Repeat the listing in full, preserving every character.

Input records:
# # # #

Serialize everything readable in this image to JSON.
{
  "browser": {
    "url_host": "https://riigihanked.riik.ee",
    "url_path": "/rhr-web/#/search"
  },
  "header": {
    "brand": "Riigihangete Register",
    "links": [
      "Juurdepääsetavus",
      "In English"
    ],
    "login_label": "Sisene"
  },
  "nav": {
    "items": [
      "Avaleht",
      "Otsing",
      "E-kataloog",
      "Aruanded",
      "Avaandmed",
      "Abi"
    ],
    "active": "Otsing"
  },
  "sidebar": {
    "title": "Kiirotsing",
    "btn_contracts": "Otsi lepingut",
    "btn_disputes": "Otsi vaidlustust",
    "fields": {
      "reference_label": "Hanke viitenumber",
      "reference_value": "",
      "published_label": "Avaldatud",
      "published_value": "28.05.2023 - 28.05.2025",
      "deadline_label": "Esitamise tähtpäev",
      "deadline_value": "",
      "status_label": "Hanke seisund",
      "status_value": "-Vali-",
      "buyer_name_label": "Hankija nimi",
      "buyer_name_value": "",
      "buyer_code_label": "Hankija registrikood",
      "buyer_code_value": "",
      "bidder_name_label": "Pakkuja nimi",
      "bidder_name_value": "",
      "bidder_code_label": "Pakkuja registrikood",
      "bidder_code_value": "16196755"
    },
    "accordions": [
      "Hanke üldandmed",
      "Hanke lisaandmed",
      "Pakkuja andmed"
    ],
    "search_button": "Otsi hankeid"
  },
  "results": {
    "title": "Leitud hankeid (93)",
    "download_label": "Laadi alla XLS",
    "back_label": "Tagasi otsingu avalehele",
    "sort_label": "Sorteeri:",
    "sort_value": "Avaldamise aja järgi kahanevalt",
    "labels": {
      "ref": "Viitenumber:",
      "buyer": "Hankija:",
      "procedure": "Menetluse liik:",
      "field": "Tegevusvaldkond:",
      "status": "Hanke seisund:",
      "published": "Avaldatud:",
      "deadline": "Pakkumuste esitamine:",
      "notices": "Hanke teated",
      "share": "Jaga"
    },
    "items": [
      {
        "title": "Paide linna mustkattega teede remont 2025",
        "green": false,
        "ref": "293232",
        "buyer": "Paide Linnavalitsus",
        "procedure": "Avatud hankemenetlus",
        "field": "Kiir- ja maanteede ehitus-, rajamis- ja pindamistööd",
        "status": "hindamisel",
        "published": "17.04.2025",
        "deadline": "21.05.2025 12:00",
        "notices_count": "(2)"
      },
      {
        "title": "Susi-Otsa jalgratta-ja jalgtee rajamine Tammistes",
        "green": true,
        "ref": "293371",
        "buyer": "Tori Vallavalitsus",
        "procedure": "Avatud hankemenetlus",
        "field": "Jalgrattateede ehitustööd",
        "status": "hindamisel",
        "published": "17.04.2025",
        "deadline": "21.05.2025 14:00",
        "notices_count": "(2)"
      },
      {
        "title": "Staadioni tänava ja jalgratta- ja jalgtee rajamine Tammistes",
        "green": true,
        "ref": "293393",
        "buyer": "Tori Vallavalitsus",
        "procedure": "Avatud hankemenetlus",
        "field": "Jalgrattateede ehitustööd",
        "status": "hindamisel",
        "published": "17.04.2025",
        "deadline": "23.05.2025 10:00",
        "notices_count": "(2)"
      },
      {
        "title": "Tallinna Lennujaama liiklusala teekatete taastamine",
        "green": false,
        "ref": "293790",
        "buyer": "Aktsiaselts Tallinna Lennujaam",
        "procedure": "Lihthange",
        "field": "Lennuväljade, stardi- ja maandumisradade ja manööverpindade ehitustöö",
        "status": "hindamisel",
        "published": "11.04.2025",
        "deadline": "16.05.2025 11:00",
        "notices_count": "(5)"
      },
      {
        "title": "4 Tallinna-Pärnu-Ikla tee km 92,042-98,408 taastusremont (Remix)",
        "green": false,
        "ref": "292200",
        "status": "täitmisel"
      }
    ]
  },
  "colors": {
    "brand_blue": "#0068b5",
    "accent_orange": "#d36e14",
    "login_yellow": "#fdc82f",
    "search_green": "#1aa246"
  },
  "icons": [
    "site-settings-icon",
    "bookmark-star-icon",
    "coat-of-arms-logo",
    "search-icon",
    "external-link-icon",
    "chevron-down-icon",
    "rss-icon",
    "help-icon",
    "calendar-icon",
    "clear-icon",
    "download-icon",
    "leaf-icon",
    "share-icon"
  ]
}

# # # #

In response:
Serialize everything readable in this image to JSON.
{
  "browser": {
    "url_host": "https://riigihanked.riik.ee",
    "url_path": "/rhr-web/#/search"
  },
  "header": {
    "brand": "Riigihangete Register",
    "links": [
      "Juurdepääsetavus",
      "In English"
    ],
    "login_label": "Sisene"
  },
  "nav": {
    "items": [
      "Avaleht",
      "Otsing",
      "E-kataloog",
      "Aruanded",
      "Avaandmed",
      "Abi"
    ],
    "active": "Otsing"
  },
  "sidebar": {
    "title": "Kiirotsing",
    "btn_contracts": "Otsi lepingut",
    "btn_disputes": "Otsi vaidlustust",
    "fields": {
      "reference_label": "Hanke viitenumber",
      "reference_value": "",
      "published_label": "Avaldatud",
      "published_value": "28.05.2023 - 28.05.2025",
      "deadline_label": "Esitamise tähtpäev",
      "deadline_value": "",
      "status_label": "Hanke seisund",
      "status_value": "-Vali-",
      "buyer_name_label": "Hankija nimi",
      "buyer_name_value": "",
      "buyer_code_label": "Hankija registrikood",
      "buyer_code_value": "",
      "bidder_name_label": "Pakkuja nimi",
      "bidder_name_value": "",
      "bidder_code_label": "Pakkuja registrikood",
      "bidder_code_value": "16196755"
    },
    "accordions": [
      "Hanke üldandmed",
      "Hanke lisaandmed",
      "Pakkuja andmed"
    ],
    "search_button": "Otsi hankeid"
  },
  "results": {
    "title": "Leitud hankeid (93)",
    "download_label": "Laadi alla XLS",
    "back_label": "Tagasi otsingu avalehele",
    "sort_label": "Sorteeri:",
    "sort_value": "Avaldamise aja järgi kahanevalt",
    "labels": {
      "ref": "Viitenumber:",
      "buyer": "Hankija:",
      "procedure": "Menetluse liik:",
      "field": "Tegevusvaldkond:",
      "status": "Hanke seisund:",
      "published": "Avaldatud:",
      "deadline": "Pakkumuste esitamine:",
      "notices": "Hanke teated",
      "share": "Jaga"
    },
    "items": [
      {
        "title": "Paide linna mustkattega teede remont 2025",
        "green": false,
        "ref": "293232",
        "buyer": "Paide Linnavalitsus",
        "procedure": "Avatud hankemenetlus",
        "field": "Kiir- ja maanteede ehitus-, rajamis- ja pindamistööd",
        "status": "hindamisel",
        "published": "17.04.2025",
        "deadline": "21.05.2025 12:00",
        "notices_count": "(2)"
      },
      {
        "title": "Susi-Otsa jalgratta-ja jalgtee rajamine Tammistes",
        "green": true,
        "ref": "293371",
        "buyer": "Tori Vallavalitsus",
        "procedure": "Avatud hankemenetlus",
        "field": "Jalgrattateede ehitustööd",
        "status": "hindamisel",
        "published": "17.04.2025",
        "deadline": "21.05.2025 14:00",
        "notices_count": "(2)"
      },
      {
        "title": "Staadioni tänava ja jalgratta- ja jalgtee rajamine Tammistes",
        "green": true,
        "ref": "293393",
        "buyer": "Tori Vallavalitsus",
        "procedure": "Avatud hankemenetlus",
        "field": "Jalgrattateede ehitustööd",
        "status": "hindamisel",
        "published": "17.04.2025",
        "deadline": "23.05.2025 10:00",
        "notices_count": "(2)"
      },
      {
        "title": "Tallinna Lennujaama liiklusala teekatete taastamine",
        "green": false,
        "ref": "293790",
        "buyer": "Aktsiaselts Tallinna Lennujaam",
        "procedure": "Lihthange",
        "field": "Lennuväljade, stardi- ja maandumisradade ja manööverpindade ehitustöö",
        "status": "hindamisel",
        "published": "11.04.2025",
        "deadline": "16.05.2025 11:00",
        "notices_count": "(5)"
      },
      {
        "title": "4 Tallinna-Pärnu-Ikla tee km 92,042-98,408 taastusremont (Remix)",
        "green": false,
        "ref": "292200",
        "status": "täitmisel"
      }
    ]
  },
  "colors": {
    "brand_blue": "#0068b5",
    "accent_orange": "#d36e14",
    "login_yellow": "#fdc82f",
    "search_green": "#1aa246"
  },
  "icons": [
    "site-settings-icon",
    "bookmark-star-icon",
    "coat-of-arms-logo",
    "search-icon",
    "external-link-icon",
    "chevron-down-icon",
    "rss-icon",
    "help-icon",
    "calendar-icon",
    "clear-icon",
    "download-icon",
    "leaf-icon",
    "share-icon"
  ]
}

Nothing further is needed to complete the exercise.